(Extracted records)
BEGIN
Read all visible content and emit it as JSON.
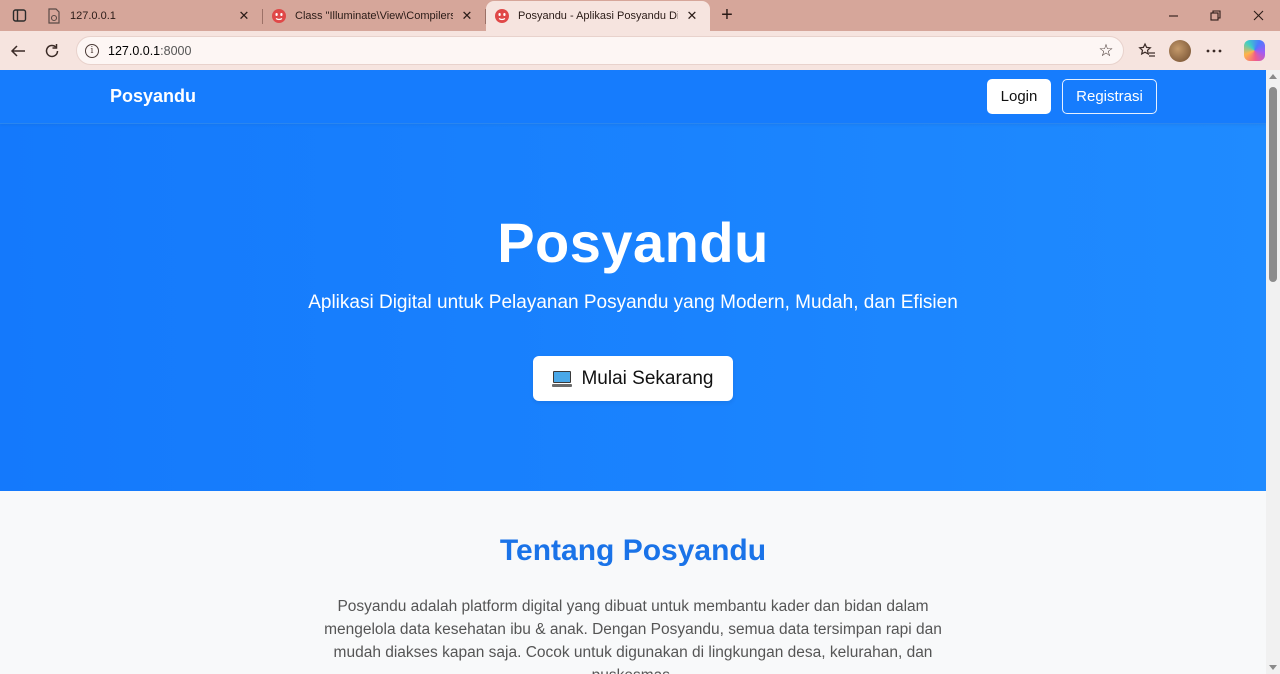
{
  "browser": {
    "tabs": [
      {
        "title": "127.0.0.1",
        "favicon": "document-icon"
      },
      {
        "title": "Class \"Illuminate\\View\\Compilers\\",
        "favicon": "laravel-icon"
      },
      {
        "title": "Posyandu - Aplikasi Posyandu Dig",
        "favicon": "laravel-icon"
      }
    ],
    "address_host": "127.0.0.1",
    "address_port": ":8000"
  },
  "navbar": {
    "brand": "Posyandu",
    "login_label": "Login",
    "register_label": "Registrasi"
  },
  "hero": {
    "title": "Posyandu",
    "subtitle": "Aplikasi Digital untuk Pelayanan Posyandu yang Modern, Mudah, dan Efisien",
    "cta_label": "Mulai Sekarang",
    "cta_icon": "computer-icon"
  },
  "about": {
    "title": "Tentang Posyandu",
    "text": "Posyandu adalah platform digital yang dibuat untuk membantu kader dan bidan dalam mengelola data kesehatan ibu & anak. Dengan Posyandu, semua data tersimpan rapi dan mudah diakses kapan saja. Cocok untuk digunakan di lingkungan desa, kelurahan, dan puskesmas."
  },
  "colors": {
    "hero_blue": "#1479fc",
    "about_title_blue": "#1a73e8",
    "tabstrip": "#d6a69a",
    "toolbar": "#f6e4df"
  }
}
END
• PROMPT:
Replicate the material above verbatim; images stay out of the copy.

• ANSWER TO THIS TASK:
Read all visible content and emit it as JSON.
{
  "browser": {
    "tabs": [
      {
        "title": "127.0.0.1",
        "favicon": "document-icon"
      },
      {
        "title": "Class \"Illuminate\\View\\Compilers\\",
        "favicon": "laravel-icon"
      },
      {
        "title": "Posyandu - Aplikasi Posyandu Dig",
        "favicon": "laravel-icon"
      }
    ],
    "address_host": "127.0.0.1",
    "address_port": ":8000"
  },
  "navbar": {
    "brand": "Posyandu",
    "login_label": "Login",
    "register_label": "Registrasi"
  },
  "hero": {
    "title": "Posyandu",
    "subtitle": "Aplikasi Digital untuk Pelayanan Posyandu yang Modern, Mudah, dan Efisien",
    "cta_label": "Mulai Sekarang",
    "cta_icon": "computer-icon"
  },
  "about": {
    "title": "Tentang Posyandu",
    "text": "Posyandu adalah platform digital yang dibuat untuk membantu kader dan bidan dalam mengelola data kesehatan ibu & anak. Dengan Posyandu, semua data tersimpan rapi dan mudah diakses kapan saja. Cocok untuk digunakan di lingkungan desa, kelurahan, dan puskesmas."
  },
  "colors": {
    "hero_blue": "#1479fc",
    "about_title_blue": "#1a73e8",
    "tabstrip": "#d6a69a",
    "toolbar": "#f6e4df"
  }
}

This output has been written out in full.